● TASK DIRECTIONS:
Count every line of the material that holds the string "attività". Respond with the total only.

start

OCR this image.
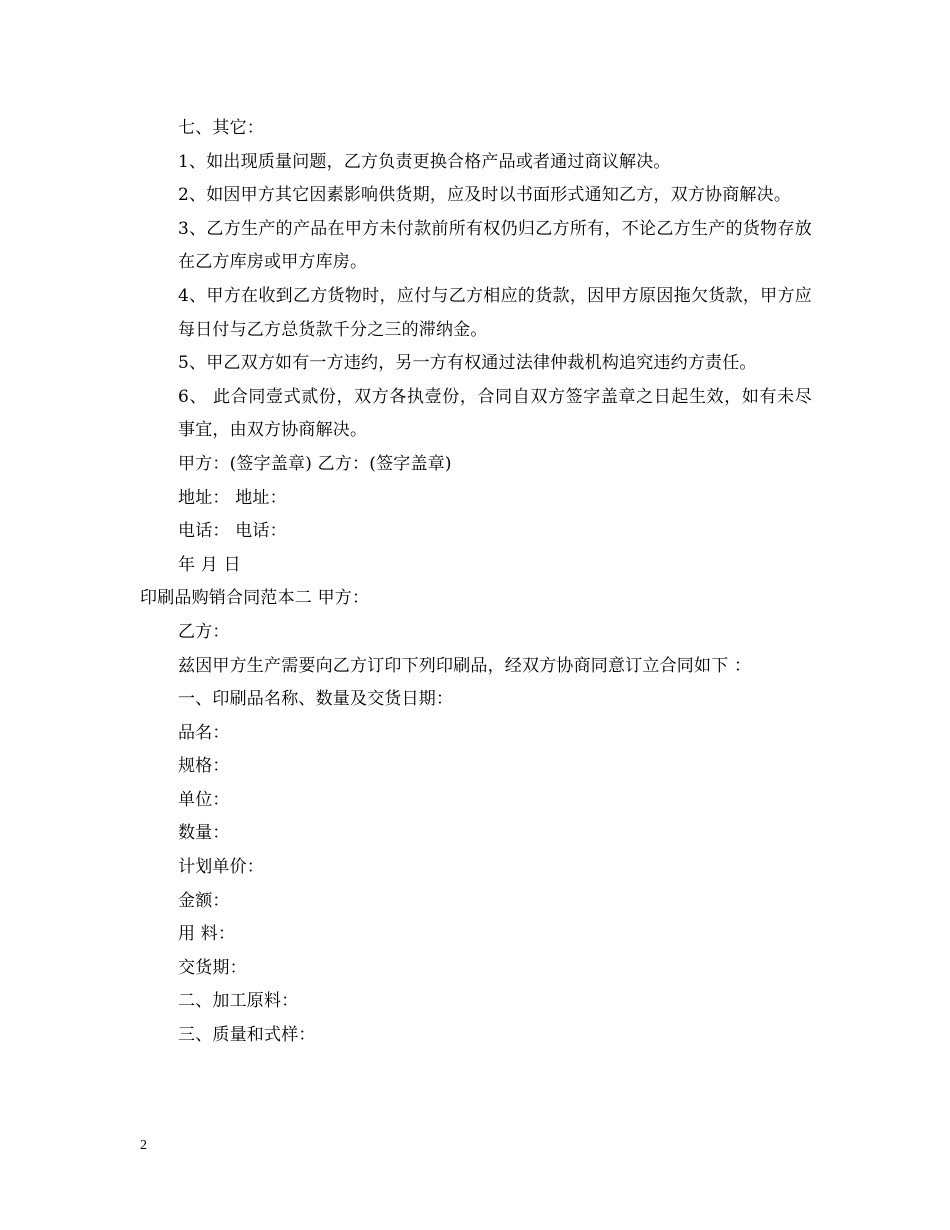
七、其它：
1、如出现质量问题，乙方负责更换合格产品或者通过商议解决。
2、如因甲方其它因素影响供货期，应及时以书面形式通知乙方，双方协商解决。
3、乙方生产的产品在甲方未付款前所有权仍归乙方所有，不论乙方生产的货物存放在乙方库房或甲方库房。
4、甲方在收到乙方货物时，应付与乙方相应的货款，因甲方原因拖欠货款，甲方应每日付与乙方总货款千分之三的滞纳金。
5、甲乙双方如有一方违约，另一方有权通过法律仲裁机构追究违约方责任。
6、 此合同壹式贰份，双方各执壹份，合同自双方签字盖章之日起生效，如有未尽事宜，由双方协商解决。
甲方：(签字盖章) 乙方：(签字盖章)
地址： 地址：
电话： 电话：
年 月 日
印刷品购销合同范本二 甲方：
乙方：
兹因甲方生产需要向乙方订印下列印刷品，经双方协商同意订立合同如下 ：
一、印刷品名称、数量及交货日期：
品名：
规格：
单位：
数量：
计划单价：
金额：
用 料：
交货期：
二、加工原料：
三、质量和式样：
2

end
start

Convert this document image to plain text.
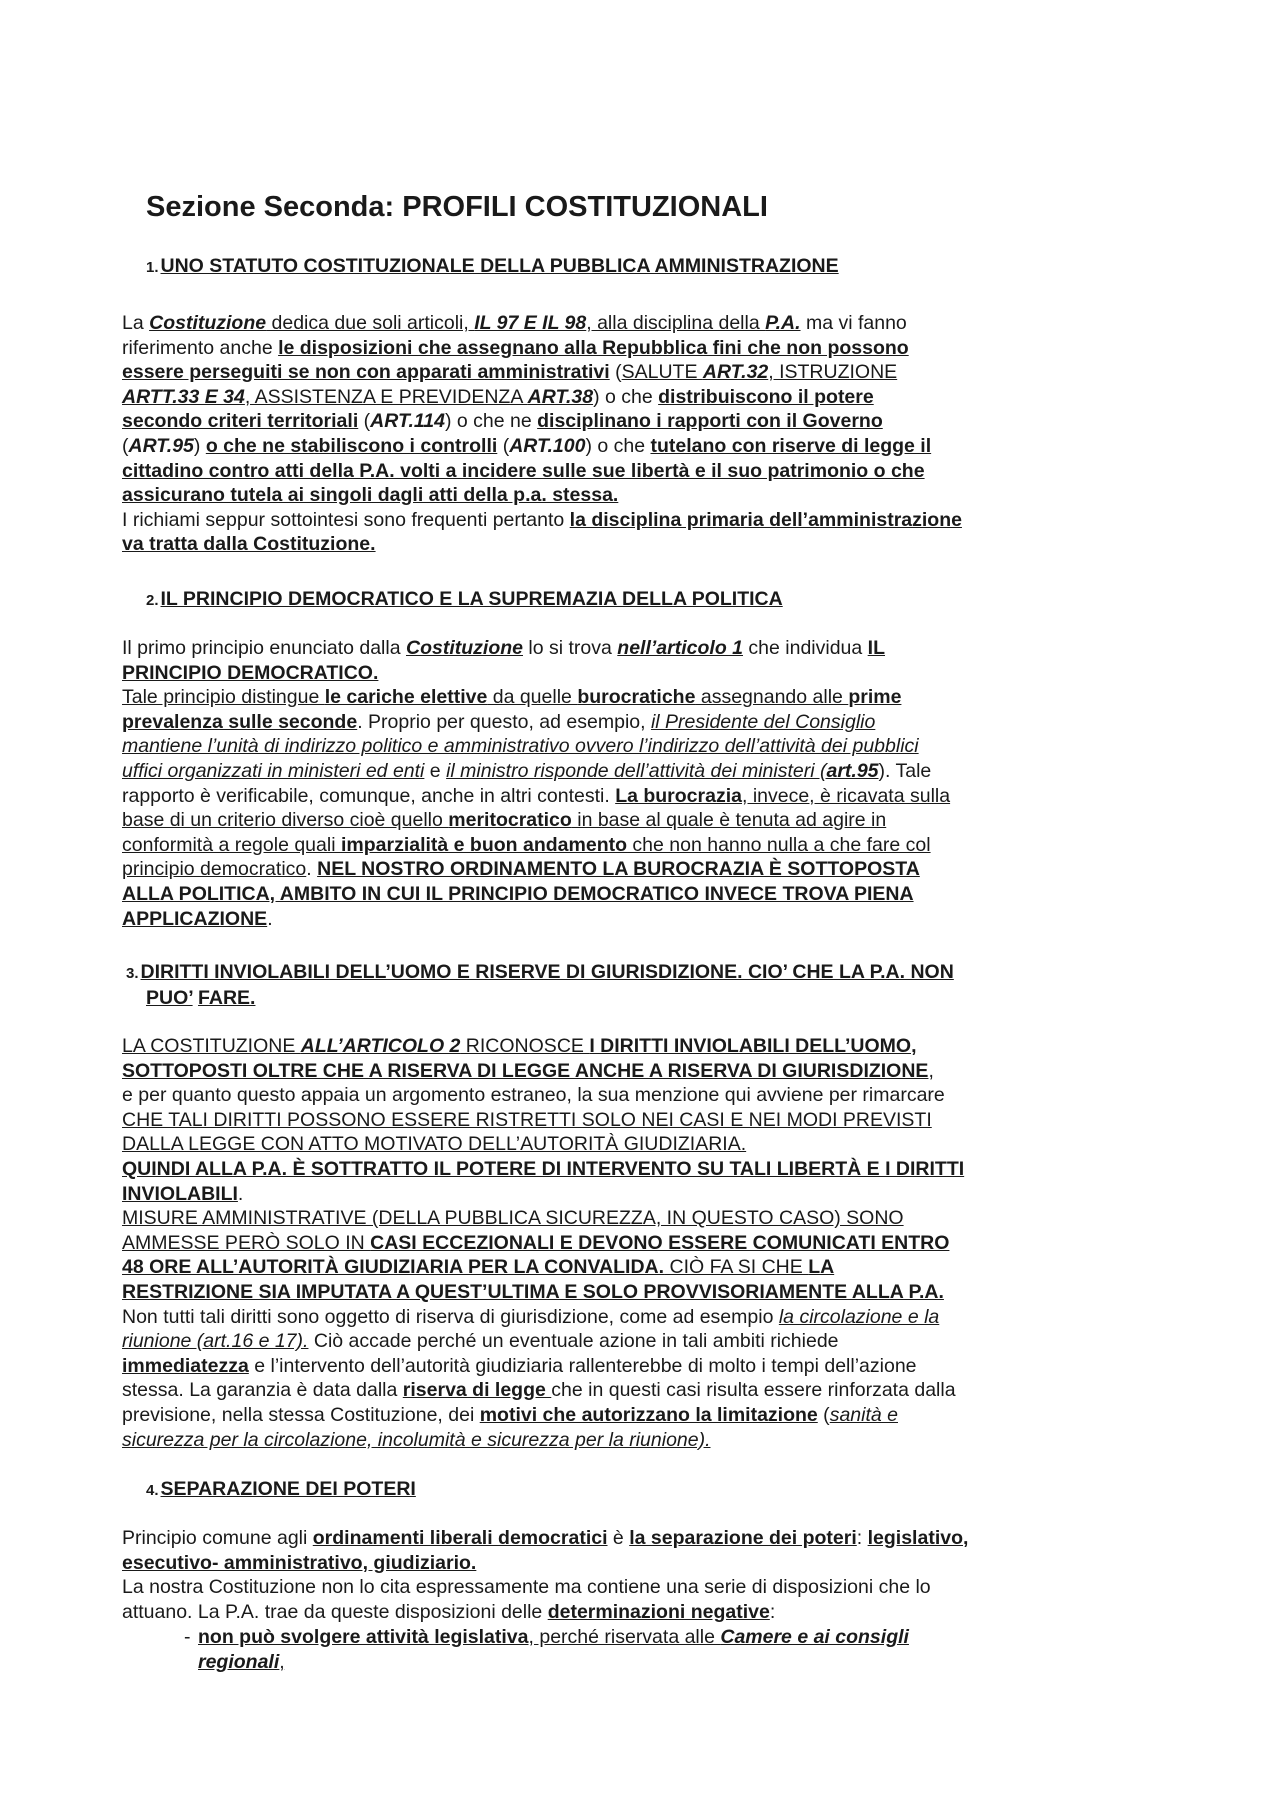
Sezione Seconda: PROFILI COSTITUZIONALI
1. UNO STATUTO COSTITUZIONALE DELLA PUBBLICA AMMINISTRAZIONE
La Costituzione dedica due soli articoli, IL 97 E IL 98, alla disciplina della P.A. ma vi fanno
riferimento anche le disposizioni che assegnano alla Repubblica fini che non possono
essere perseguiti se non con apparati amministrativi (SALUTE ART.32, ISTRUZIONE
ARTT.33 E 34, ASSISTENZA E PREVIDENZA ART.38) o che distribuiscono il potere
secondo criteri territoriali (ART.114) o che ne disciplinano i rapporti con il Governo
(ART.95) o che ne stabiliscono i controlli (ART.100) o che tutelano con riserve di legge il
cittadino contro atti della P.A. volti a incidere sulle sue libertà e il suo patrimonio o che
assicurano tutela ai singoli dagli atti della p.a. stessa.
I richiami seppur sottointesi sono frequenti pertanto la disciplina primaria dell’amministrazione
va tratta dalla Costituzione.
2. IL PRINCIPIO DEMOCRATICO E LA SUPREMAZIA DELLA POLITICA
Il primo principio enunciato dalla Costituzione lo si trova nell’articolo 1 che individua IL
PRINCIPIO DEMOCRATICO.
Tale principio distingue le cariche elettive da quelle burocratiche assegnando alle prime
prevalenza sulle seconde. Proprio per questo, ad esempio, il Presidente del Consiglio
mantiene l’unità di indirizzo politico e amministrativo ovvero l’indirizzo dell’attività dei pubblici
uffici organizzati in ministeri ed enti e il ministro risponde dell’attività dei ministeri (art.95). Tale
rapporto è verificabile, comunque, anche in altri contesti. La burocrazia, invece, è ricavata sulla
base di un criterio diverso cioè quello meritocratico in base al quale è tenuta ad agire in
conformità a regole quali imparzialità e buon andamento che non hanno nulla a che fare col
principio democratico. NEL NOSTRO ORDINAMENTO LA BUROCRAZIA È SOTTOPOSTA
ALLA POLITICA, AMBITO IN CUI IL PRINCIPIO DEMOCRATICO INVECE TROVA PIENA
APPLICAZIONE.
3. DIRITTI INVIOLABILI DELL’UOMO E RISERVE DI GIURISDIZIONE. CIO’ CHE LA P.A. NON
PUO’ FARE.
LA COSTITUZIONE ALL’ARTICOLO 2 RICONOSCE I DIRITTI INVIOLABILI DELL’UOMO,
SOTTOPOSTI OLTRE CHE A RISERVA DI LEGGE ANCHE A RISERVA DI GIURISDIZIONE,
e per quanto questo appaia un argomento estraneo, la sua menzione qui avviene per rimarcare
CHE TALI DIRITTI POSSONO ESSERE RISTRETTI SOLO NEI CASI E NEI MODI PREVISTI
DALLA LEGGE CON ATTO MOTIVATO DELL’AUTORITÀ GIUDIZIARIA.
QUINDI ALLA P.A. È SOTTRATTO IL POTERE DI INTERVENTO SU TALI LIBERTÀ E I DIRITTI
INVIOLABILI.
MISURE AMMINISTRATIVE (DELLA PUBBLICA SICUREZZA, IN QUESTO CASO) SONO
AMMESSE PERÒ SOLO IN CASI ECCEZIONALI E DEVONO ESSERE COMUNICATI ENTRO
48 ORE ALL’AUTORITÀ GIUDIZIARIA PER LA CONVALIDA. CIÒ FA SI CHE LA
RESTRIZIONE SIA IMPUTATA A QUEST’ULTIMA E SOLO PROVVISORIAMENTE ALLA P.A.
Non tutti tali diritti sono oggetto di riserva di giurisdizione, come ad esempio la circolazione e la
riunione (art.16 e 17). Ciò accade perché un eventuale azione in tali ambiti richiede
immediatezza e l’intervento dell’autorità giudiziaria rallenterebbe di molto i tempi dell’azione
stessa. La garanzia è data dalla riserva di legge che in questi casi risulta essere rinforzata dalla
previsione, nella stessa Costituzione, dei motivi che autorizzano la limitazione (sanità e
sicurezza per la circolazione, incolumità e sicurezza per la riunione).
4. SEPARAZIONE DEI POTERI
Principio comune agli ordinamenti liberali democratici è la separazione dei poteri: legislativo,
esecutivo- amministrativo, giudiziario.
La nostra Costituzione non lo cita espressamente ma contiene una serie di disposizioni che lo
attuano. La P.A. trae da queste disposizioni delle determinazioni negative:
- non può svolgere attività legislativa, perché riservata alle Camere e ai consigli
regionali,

end

● TASK ANSWER:
3